Job
Pull out every line of the material below that contains the string "global" and copy each such line in full.
+===+
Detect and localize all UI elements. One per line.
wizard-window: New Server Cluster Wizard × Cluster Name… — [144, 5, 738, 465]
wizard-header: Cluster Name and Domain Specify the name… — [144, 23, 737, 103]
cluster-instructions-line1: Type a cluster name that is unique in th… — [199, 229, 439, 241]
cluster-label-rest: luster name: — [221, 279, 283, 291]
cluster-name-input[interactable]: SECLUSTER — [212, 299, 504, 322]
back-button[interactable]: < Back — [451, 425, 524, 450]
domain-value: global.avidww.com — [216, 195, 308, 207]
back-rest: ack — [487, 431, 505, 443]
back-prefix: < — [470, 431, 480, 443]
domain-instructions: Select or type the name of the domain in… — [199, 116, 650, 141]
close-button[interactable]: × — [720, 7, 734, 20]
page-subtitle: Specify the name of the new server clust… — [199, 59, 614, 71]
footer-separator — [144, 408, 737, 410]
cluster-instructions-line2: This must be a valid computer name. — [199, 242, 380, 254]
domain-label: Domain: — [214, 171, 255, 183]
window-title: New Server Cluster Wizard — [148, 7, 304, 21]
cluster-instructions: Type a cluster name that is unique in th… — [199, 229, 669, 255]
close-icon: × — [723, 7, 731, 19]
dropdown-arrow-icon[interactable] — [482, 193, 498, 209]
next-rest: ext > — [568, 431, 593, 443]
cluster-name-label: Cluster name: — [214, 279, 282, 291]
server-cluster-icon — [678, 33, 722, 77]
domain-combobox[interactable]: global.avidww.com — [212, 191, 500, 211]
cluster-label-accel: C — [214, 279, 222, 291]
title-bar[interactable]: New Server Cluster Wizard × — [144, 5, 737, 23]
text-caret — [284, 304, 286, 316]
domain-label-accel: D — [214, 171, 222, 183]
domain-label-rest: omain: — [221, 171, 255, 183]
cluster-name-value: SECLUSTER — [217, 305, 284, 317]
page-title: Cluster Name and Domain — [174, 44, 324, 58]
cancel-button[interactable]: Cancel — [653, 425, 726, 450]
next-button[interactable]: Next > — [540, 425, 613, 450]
+===+
Task response
domain-value: global.avidww.com — [216, 195, 308, 207]
domain-combobox[interactable]: global.avidww.com — [212, 191, 500, 211]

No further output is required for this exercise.